# start of Material for the task

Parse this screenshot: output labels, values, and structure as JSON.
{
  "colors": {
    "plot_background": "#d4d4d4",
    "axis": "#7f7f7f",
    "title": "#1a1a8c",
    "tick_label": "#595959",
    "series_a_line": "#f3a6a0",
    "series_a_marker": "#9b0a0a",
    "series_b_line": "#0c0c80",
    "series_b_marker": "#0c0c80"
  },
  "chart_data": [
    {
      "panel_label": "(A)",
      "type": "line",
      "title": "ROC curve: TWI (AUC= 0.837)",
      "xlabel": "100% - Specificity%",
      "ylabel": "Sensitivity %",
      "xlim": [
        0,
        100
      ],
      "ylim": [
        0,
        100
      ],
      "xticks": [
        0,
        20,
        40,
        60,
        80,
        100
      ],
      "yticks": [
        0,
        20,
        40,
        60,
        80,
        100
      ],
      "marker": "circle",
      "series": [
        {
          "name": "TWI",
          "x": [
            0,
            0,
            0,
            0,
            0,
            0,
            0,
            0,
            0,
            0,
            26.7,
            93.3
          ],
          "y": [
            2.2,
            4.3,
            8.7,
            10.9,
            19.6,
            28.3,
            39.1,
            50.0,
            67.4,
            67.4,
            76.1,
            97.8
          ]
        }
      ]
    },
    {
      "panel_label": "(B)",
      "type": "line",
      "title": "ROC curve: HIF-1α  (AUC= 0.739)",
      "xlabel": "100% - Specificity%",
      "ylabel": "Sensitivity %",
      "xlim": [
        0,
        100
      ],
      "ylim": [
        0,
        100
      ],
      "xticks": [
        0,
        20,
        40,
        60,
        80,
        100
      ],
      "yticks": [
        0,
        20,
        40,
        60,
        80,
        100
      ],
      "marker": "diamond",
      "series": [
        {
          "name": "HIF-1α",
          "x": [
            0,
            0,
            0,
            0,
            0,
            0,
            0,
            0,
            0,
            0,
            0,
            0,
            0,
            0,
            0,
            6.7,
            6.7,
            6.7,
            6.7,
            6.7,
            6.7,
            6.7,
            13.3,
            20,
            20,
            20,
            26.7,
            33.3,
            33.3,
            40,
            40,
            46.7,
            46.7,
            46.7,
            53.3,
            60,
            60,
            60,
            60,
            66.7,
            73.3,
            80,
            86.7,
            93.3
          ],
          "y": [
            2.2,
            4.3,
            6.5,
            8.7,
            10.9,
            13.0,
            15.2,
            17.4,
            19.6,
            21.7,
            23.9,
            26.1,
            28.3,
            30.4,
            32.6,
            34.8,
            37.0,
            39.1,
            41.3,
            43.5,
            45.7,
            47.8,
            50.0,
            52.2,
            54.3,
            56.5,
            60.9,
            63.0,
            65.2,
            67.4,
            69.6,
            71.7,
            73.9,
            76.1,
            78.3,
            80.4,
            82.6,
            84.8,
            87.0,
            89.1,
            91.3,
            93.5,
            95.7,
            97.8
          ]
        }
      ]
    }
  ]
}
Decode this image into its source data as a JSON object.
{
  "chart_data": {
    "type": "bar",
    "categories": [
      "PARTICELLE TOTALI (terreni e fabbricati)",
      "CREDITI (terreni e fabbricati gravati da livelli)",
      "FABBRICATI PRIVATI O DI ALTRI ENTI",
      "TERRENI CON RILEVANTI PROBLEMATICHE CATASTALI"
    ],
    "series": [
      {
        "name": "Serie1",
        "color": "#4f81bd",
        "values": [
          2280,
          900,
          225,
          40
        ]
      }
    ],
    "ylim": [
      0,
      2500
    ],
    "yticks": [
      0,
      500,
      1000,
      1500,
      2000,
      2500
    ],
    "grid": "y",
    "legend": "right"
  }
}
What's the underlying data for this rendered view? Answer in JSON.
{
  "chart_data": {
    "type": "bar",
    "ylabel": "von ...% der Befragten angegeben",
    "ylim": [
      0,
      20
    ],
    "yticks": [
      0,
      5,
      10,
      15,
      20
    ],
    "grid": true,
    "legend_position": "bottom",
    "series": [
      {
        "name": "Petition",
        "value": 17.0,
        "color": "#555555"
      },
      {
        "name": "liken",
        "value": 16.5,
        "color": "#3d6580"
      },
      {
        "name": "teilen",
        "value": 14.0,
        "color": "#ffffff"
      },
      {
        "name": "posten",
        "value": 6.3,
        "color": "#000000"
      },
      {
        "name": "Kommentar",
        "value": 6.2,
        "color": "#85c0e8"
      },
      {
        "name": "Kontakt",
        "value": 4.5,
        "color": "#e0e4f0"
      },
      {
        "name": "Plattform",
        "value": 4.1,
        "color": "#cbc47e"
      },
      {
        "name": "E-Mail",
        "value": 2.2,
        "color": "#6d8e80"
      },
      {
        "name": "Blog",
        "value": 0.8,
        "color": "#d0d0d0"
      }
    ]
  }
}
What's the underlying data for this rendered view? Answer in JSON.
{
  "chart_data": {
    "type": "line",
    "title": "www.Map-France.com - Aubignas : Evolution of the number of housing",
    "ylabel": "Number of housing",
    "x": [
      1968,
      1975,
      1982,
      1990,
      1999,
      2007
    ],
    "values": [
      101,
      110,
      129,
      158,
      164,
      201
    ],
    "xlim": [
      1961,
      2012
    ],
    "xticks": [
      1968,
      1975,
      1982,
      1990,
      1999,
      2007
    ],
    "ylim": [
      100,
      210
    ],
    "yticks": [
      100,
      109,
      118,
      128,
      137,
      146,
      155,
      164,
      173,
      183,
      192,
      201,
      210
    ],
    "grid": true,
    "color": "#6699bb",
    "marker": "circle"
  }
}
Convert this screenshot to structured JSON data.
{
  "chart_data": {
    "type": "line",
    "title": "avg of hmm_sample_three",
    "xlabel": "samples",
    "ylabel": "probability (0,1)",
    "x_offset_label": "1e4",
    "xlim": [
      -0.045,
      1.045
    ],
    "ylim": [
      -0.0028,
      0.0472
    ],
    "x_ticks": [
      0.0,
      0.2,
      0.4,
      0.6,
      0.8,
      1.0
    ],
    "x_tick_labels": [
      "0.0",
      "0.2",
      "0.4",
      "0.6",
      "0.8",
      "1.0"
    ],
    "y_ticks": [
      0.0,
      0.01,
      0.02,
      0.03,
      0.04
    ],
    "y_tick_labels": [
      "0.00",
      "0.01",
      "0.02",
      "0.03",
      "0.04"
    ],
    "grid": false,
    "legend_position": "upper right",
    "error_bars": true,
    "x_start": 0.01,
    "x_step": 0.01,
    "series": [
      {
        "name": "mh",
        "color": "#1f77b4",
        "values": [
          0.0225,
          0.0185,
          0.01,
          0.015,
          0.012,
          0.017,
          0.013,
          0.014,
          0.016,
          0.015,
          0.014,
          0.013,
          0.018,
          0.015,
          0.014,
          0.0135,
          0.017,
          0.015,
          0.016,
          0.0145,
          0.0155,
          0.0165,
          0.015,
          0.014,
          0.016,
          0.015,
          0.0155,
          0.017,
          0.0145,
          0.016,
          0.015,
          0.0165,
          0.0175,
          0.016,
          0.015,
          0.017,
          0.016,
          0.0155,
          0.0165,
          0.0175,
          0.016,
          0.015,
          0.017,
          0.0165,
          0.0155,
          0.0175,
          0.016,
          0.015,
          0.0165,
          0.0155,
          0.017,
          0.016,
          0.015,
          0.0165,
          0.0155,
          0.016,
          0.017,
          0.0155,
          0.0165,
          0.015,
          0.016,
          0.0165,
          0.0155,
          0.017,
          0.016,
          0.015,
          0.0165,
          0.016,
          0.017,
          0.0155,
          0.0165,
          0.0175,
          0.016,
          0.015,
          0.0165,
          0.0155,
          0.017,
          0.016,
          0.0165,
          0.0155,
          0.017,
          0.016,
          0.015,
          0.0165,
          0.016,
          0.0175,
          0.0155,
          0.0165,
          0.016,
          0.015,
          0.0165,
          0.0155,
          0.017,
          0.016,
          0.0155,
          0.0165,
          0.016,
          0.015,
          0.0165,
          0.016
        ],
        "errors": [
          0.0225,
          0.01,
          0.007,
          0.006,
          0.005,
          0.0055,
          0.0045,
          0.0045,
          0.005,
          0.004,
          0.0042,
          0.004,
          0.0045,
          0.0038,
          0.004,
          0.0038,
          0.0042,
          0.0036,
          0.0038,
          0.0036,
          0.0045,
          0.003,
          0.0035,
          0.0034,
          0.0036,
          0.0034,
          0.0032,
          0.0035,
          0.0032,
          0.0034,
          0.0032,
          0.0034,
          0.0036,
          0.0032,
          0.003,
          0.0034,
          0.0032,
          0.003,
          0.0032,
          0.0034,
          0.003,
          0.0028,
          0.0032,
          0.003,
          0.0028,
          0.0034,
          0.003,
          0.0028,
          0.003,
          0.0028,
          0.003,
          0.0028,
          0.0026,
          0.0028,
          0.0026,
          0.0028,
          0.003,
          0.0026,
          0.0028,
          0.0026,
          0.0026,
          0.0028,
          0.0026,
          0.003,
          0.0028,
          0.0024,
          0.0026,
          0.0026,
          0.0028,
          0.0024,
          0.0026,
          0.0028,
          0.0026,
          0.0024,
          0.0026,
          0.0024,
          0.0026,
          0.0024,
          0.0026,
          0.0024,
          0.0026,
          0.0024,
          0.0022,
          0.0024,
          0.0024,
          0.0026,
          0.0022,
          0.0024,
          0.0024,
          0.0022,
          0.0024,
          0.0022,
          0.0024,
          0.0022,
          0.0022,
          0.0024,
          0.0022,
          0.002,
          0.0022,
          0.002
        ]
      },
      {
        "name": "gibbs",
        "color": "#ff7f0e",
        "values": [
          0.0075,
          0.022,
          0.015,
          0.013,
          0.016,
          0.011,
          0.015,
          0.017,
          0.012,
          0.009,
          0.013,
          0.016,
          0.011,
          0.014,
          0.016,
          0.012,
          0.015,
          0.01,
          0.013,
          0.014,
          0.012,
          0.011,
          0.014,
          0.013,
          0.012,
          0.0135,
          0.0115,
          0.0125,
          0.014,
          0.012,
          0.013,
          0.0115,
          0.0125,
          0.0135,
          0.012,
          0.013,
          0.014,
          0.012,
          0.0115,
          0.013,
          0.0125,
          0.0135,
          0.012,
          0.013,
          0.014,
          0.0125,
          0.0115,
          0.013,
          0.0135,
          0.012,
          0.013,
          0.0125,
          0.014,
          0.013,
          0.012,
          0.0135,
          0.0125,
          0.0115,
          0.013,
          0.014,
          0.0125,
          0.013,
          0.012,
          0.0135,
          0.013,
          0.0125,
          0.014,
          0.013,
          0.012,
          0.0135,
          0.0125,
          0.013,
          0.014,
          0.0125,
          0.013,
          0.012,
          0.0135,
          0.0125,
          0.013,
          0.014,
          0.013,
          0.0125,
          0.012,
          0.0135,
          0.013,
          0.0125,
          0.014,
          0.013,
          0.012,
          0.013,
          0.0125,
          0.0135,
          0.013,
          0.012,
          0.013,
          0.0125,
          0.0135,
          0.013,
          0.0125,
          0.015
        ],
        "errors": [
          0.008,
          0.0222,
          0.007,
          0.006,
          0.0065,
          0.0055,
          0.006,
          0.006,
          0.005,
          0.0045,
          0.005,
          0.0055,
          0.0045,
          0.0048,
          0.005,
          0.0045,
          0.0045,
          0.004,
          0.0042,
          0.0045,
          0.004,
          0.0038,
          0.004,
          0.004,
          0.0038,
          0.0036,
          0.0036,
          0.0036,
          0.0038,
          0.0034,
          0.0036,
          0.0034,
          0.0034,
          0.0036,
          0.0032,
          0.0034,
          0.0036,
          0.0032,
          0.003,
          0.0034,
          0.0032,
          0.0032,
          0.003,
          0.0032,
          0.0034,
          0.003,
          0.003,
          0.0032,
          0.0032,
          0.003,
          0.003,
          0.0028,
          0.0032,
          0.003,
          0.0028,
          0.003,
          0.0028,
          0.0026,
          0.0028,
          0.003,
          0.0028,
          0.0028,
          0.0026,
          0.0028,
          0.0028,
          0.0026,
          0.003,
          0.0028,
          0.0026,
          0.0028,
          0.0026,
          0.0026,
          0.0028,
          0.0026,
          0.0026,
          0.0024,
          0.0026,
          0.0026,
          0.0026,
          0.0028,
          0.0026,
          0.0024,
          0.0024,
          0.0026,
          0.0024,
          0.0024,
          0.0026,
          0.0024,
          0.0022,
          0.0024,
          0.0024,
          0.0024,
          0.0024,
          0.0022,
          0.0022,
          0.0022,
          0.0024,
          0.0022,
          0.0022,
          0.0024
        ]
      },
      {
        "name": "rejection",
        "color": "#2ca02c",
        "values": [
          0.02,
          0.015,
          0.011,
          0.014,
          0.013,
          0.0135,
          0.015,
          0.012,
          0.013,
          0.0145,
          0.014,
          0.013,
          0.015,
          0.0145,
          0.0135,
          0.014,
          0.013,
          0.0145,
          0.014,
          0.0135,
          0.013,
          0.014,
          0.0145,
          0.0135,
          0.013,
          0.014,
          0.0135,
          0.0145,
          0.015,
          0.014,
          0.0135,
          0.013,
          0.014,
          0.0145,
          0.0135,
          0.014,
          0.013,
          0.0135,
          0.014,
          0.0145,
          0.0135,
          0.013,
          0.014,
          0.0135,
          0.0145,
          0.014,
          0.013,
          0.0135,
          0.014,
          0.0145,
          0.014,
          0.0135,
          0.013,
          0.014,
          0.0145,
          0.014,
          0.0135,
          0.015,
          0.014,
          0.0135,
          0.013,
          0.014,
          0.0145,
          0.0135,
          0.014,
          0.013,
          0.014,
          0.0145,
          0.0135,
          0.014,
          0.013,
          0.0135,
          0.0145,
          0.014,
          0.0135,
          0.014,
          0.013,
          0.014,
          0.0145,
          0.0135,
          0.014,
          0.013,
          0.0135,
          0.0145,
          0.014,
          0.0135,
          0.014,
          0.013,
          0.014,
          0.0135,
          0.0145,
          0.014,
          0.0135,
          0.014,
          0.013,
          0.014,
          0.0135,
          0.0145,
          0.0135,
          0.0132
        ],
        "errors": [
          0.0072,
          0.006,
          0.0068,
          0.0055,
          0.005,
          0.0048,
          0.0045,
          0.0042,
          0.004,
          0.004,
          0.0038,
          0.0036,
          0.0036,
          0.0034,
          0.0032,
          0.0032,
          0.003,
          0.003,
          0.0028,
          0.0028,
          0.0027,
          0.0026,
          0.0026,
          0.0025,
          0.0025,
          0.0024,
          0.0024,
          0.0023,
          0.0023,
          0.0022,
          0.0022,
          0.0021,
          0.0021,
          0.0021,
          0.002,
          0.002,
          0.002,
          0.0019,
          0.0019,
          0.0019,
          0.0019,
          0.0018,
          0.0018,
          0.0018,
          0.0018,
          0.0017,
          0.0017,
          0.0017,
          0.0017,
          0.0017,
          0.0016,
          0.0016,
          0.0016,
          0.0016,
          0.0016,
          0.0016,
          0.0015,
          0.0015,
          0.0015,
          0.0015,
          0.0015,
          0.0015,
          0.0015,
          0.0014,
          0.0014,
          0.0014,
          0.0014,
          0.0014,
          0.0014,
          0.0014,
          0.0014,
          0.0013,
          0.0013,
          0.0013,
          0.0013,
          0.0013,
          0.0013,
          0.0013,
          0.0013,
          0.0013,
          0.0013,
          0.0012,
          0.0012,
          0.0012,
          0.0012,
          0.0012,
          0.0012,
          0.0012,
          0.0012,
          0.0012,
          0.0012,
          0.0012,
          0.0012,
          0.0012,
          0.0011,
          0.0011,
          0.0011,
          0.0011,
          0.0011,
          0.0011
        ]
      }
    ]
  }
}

# end of Material for the task

_Directions for this task_: Copy each line above containing the string "ylabel".

_Solved exercise_:
      "ylabel": "Sensitivity %",
      "ylabel": "Sensitivity %",
    "ylabel": "von ...% der Befragten angegeben",
    "ylabel": "Number of housing",
    "ylabel": "probability (0,1)",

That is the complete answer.